:: What you are asked to do ::
Leave out the pictures and reproduce all of the data exactly.

:: Stored data entries ::

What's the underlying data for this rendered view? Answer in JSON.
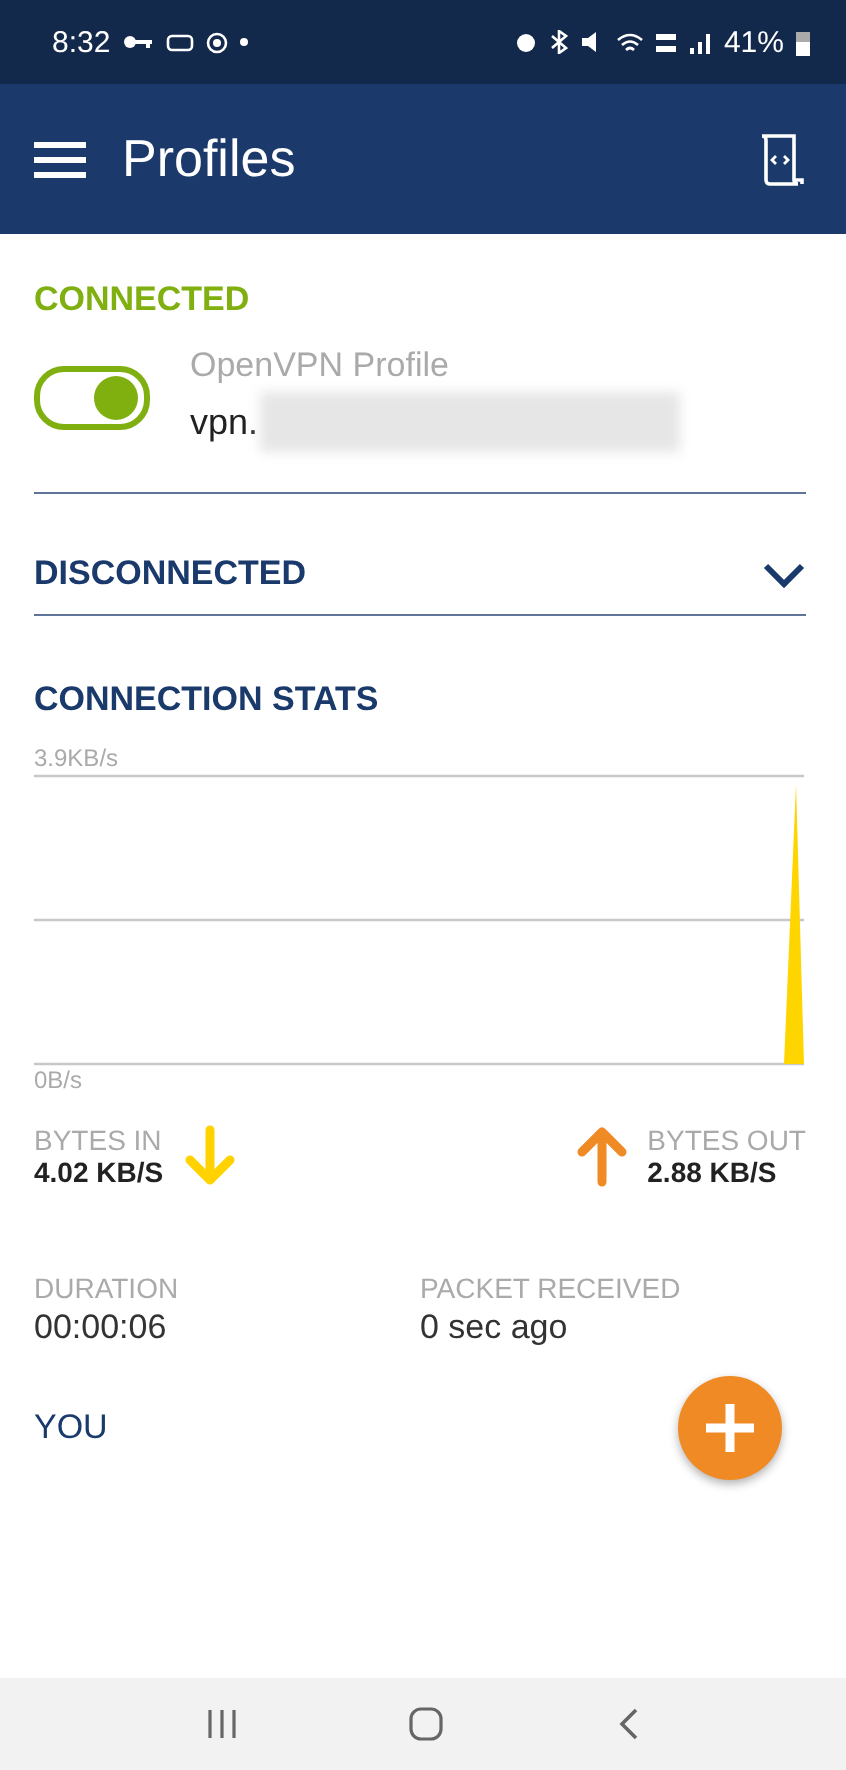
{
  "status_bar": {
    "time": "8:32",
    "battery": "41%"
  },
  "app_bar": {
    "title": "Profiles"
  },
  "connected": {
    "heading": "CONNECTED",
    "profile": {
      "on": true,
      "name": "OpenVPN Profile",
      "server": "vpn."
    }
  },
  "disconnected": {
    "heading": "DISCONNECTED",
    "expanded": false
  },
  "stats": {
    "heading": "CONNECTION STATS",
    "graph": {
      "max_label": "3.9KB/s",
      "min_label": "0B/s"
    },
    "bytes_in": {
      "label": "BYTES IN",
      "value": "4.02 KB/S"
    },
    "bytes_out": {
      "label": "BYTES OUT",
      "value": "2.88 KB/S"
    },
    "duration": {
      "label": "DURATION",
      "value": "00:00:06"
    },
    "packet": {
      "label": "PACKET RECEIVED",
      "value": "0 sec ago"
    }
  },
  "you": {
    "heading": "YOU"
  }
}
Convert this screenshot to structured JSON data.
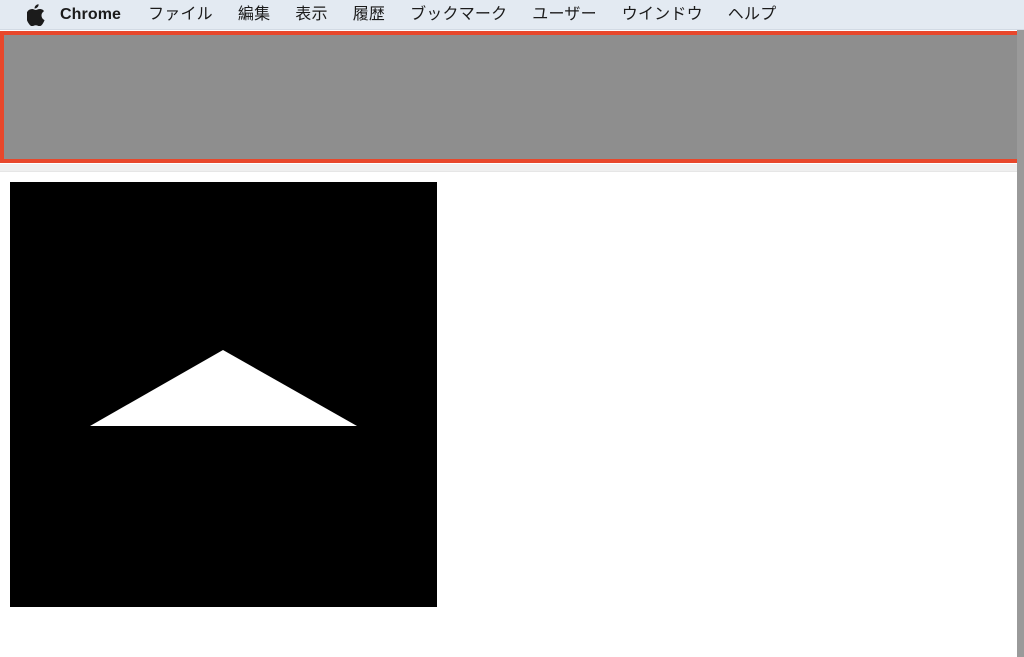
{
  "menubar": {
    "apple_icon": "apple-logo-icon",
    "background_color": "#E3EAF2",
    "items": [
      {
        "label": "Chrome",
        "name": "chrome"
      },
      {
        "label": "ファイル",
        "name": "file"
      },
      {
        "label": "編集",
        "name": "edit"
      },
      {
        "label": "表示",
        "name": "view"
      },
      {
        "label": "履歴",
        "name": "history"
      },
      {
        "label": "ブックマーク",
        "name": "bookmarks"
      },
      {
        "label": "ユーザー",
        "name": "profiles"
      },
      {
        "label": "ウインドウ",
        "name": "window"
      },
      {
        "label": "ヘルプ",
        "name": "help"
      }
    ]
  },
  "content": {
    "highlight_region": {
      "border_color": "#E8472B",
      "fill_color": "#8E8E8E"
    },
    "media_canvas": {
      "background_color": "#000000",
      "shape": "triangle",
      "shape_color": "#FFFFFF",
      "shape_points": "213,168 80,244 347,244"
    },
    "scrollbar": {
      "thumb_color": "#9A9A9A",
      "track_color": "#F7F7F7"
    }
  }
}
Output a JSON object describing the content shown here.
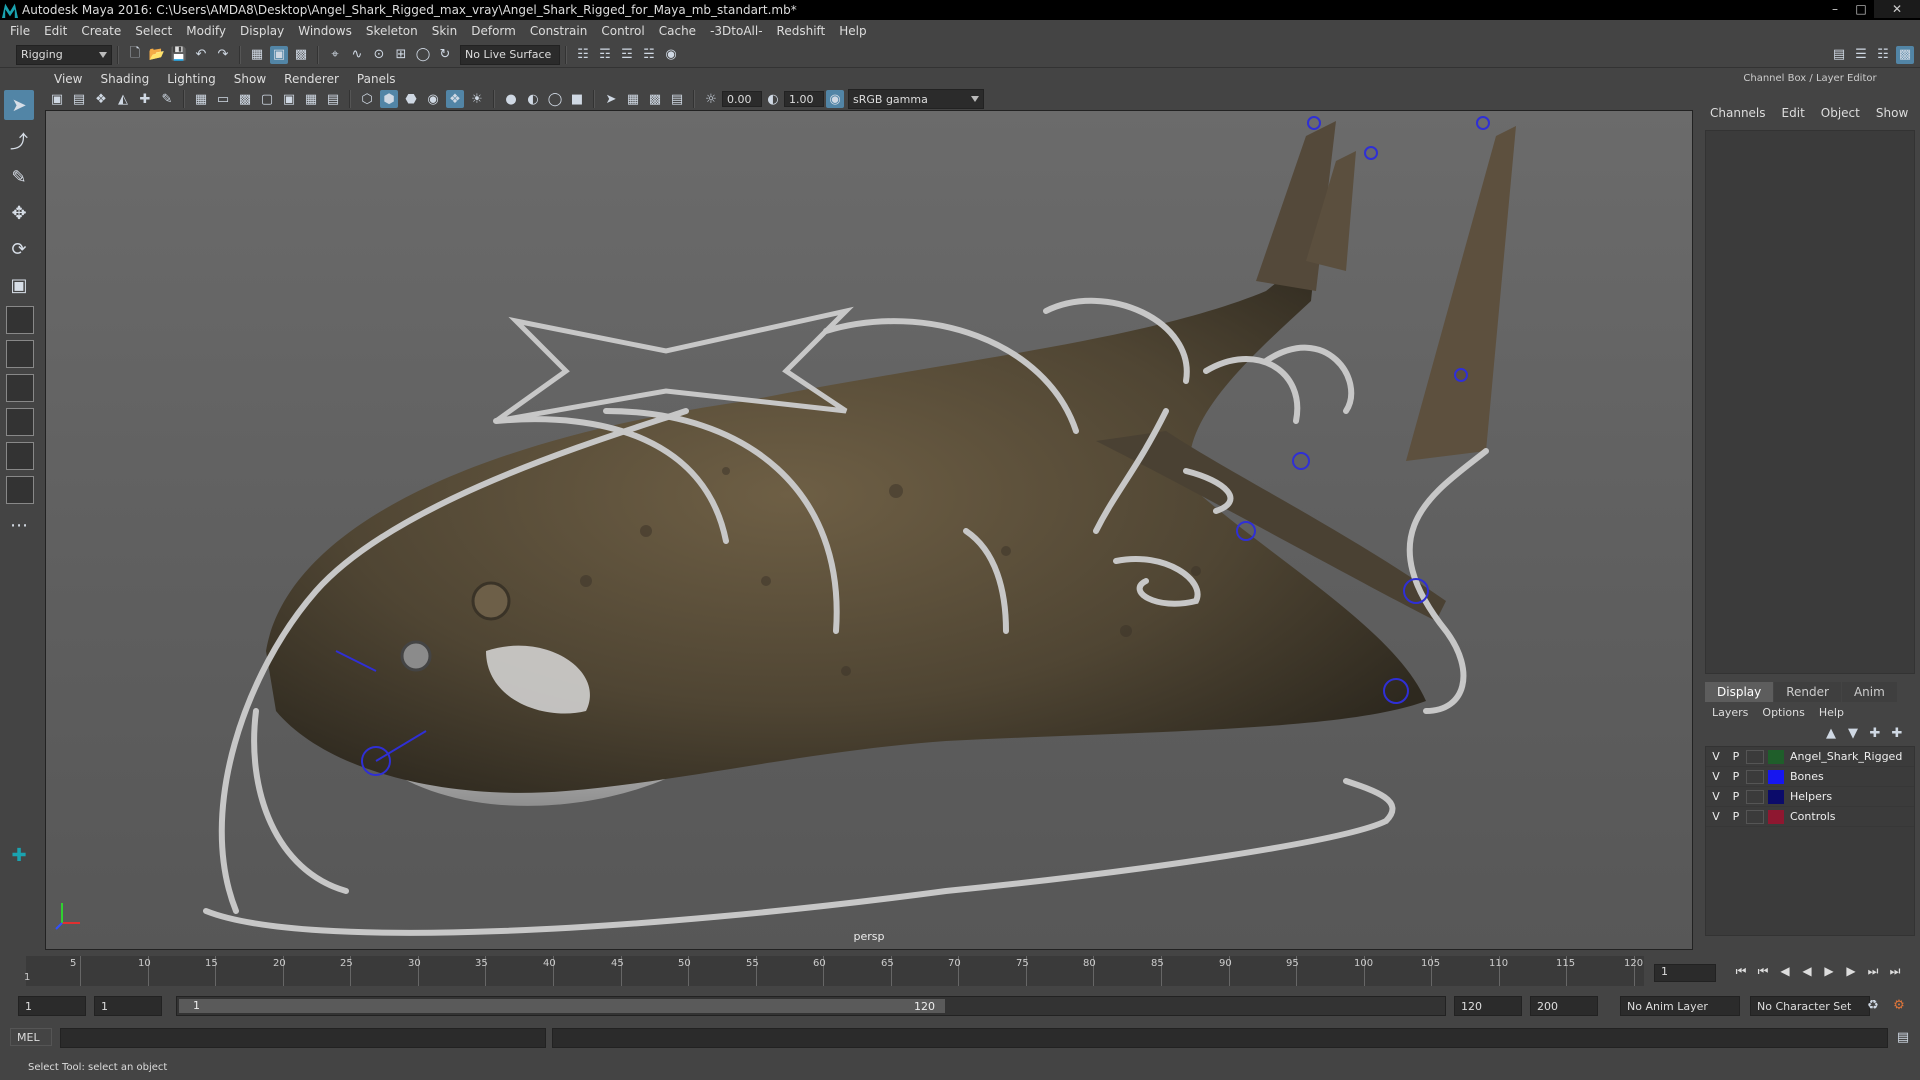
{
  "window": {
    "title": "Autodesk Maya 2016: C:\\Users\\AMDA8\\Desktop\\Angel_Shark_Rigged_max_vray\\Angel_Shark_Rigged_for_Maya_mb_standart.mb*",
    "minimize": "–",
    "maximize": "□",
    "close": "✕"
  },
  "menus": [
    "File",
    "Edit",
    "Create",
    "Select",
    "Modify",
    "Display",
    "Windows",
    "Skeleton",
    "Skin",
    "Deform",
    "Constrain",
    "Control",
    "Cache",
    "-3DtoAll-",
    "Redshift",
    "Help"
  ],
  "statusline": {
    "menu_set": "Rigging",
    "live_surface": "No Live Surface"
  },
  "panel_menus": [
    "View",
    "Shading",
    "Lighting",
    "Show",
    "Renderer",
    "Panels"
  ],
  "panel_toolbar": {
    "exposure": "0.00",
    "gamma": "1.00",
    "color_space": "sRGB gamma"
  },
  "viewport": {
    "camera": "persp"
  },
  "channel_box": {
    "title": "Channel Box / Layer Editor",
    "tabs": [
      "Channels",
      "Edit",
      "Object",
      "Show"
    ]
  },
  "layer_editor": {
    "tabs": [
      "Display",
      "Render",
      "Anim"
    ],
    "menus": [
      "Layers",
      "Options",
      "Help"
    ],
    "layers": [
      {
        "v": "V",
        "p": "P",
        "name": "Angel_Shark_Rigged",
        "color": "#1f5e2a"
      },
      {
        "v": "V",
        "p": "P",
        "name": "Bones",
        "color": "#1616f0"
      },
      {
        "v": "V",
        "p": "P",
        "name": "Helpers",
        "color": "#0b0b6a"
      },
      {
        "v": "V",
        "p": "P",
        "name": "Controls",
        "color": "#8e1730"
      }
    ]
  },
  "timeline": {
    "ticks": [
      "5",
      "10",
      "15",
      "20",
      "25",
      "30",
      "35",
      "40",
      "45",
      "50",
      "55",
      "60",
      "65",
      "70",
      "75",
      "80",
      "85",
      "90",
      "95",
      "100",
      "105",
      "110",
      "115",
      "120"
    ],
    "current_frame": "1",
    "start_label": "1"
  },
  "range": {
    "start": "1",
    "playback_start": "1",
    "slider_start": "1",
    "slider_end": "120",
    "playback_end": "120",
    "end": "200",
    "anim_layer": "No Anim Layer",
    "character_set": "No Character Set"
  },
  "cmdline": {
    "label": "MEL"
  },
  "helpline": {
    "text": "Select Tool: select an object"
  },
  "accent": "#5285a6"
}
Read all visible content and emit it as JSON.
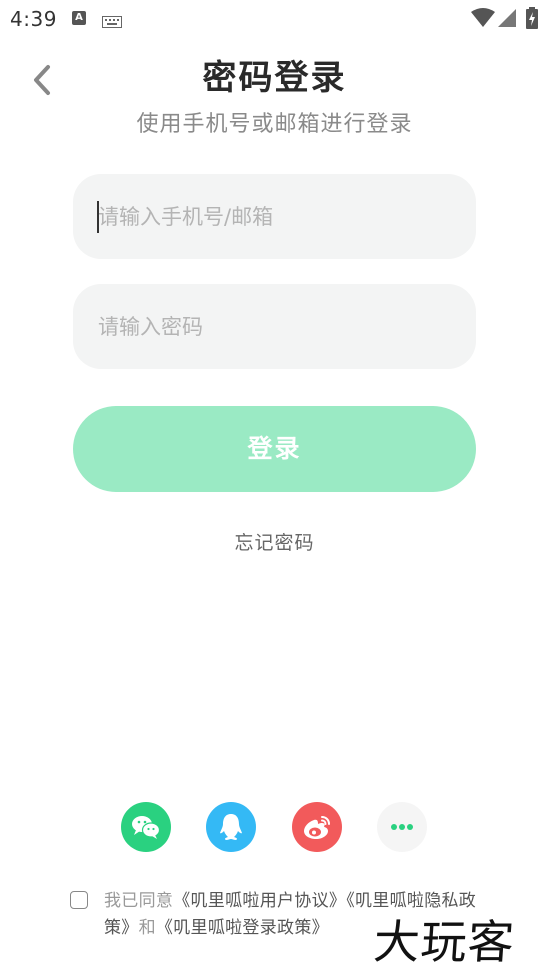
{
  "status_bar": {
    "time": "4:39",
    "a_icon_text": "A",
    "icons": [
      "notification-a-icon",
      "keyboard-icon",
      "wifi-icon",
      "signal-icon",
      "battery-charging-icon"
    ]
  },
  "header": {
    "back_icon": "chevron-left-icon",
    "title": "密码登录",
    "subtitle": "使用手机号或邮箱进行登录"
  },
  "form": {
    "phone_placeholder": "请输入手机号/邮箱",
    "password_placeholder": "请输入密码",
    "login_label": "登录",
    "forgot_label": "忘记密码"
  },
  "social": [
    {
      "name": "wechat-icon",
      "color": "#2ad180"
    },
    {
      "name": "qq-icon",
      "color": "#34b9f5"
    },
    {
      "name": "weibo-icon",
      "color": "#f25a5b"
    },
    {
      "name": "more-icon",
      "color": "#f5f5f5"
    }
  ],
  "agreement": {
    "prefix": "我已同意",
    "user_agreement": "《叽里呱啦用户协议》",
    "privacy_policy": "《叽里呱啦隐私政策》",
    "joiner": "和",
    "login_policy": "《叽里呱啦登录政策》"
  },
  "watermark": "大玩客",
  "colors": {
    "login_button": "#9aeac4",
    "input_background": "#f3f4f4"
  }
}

:: Final result ::
What's the underlying data for this rendered view? Answer in JSON.
{
  "status_bar": {
    "time": "8:32",
    "battery": "41%"
  },
  "app_bar": {
    "title": "Profiles"
  },
  "connected": {
    "heading": "CONNECTED",
    "profile": {
      "on": true,
      "name": "OpenVPN Profile",
      "server": "vpn."
    }
  },
  "disconnected": {
    "heading": "DISCONNECTED",
    "expanded": false
  },
  "stats": {
    "heading": "CONNECTION STATS",
    "graph": {
      "max_label": "3.9KB/s",
      "min_label": "0B/s"
    },
    "bytes_in": {
      "label": "BYTES IN",
      "value": "4.02 KB/S"
    },
    "bytes_out": {
      "label": "BYTES OUT",
      "value": "2.88 KB/S"
    },
    "duration": {
      "label": "DURATION",
      "value": "00:00:06"
    },
    "packet": {
      "label": "PACKET RECEIVED",
      "value": "0 sec ago"
    }
  },
  "you": {
    "heading": "YOU"
  }
}
Convert this screenshot to structured JSON data.
{
  "menubar": {
    "apple_icon": "apple-logo-icon",
    "background_color": "#E3EAF2",
    "items": [
      {
        "label": "Chrome",
        "name": "chrome"
      },
      {
        "label": "ファイル",
        "name": "file"
      },
      {
        "label": "編集",
        "name": "edit"
      },
      {
        "label": "表示",
        "name": "view"
      },
      {
        "label": "履歴",
        "name": "history"
      },
      {
        "label": "ブックマーク",
        "name": "bookmarks"
      },
      {
        "label": "ユーザー",
        "name": "profiles"
      },
      {
        "label": "ウインドウ",
        "name": "window"
      },
      {
        "label": "ヘルプ",
        "name": "help"
      }
    ]
  },
  "content": {
    "highlight_region": {
      "border_color": "#E8472B",
      "fill_color": "#8E8E8E"
    },
    "media_canvas": {
      "background_color": "#000000",
      "shape": "triangle",
      "shape_color": "#FFFFFF",
      "shape_points": "213,168 80,244 347,244"
    },
    "scrollbar": {
      "thumb_color": "#9A9A9A",
      "track_color": "#F7F7F7"
    }
  }
}
Output a JSON object describing the content shown here.
{
  "window": {
    "title": "Autodesk Maya 2016: C:\\Users\\AMDA8\\Desktop\\Angel_Shark_Rigged_max_vray\\Angel_Shark_Rigged_for_Maya_mb_standart.mb*",
    "minimize": "–",
    "maximize": "□",
    "close": "✕"
  },
  "menus": [
    "File",
    "Edit",
    "Create",
    "Select",
    "Modify",
    "Display",
    "Windows",
    "Skeleton",
    "Skin",
    "Deform",
    "Constrain",
    "Control",
    "Cache",
    "-3DtoAll-",
    "Redshift",
    "Help"
  ],
  "statusline": {
    "menu_set": "Rigging",
    "live_surface": "No Live Surface"
  },
  "panel_menus": [
    "View",
    "Shading",
    "Lighting",
    "Show",
    "Renderer",
    "Panels"
  ],
  "panel_toolbar": {
    "exposure": "0.00",
    "gamma": "1.00",
    "color_space": "sRGB gamma"
  },
  "viewport": {
    "camera": "persp"
  },
  "channel_box": {
    "title": "Channel Box / Layer Editor",
    "tabs": [
      "Channels",
      "Edit",
      "Object",
      "Show"
    ]
  },
  "layer_editor": {
    "tabs": [
      "Display",
      "Render",
      "Anim"
    ],
    "menus": [
      "Layers",
      "Options",
      "Help"
    ],
    "layers": [
      {
        "v": "V",
        "p": "P",
        "name": "Angel_Shark_Rigged",
        "color": "#1f5e2a"
      },
      {
        "v": "V",
        "p": "P",
        "name": "Bones",
        "color": "#1616f0"
      },
      {
        "v": "V",
        "p": "P",
        "name": "Helpers",
        "color": "#0b0b6a"
      },
      {
        "v": "V",
        "p": "P",
        "name": "Controls",
        "color": "#8e1730"
      }
    ]
  },
  "timeline": {
    "ticks": [
      "5",
      "10",
      "15",
      "20",
      "25",
      "30",
      "35",
      "40",
      "45",
      "50",
      "55",
      "60",
      "65",
      "70",
      "75",
      "80",
      "85",
      "90",
      "95",
      "100",
      "105",
      "110",
      "115",
      "120"
    ],
    "current_frame": "1",
    "start_label": "1"
  },
  "range": {
    "start": "1",
    "playback_start": "1",
    "slider_start": "1",
    "slider_end": "120",
    "playback_end": "120",
    "end": "200",
    "anim_layer": "No Anim Layer",
    "character_set": "No Character Set"
  },
  "cmdline": {
    "label": "MEL"
  },
  "helpline": {
    "text": "Select Tool: select an object"
  },
  "accent": "#5285a6"
}
Read all visible content and emit it as JSON.
{
  "status_bar": {
    "time": "4:39",
    "a_icon_text": "A",
    "icons": [
      "notification-a-icon",
      "keyboard-icon",
      "wifi-icon",
      "signal-icon",
      "battery-charging-icon"
    ]
  },
  "header": {
    "back_icon": "chevron-left-icon",
    "title": "密码登录",
    "subtitle": "使用手机号或邮箱进行登录"
  },
  "form": {
    "phone_placeholder": "请输入手机号/邮箱",
    "password_placeholder": "请输入密码",
    "login_label": "登录",
    "forgot_label": "忘记密码"
  },
  "social": [
    {
      "name": "wechat-icon",
      "color": "#2ad180"
    },
    {
      "name": "qq-icon",
      "color": "#34b9f5"
    },
    {
      "name": "weibo-icon",
      "color": "#f25a5b"
    },
    {
      "name": "more-icon",
      "color": "#f5f5f5"
    }
  ],
  "agreement": {
    "prefix": "我已同意",
    "user_agreement": "《叽里呱啦用户协议》",
    "privacy_policy": "《叽里呱啦隐私政策》",
    "joiner": "和",
    "login_policy": "《叽里呱啦登录政策》"
  },
  "watermark": "大玩客",
  "colors": {
    "login_button": "#9aeac4",
    "input_background": "#f3f4f4"
  }
}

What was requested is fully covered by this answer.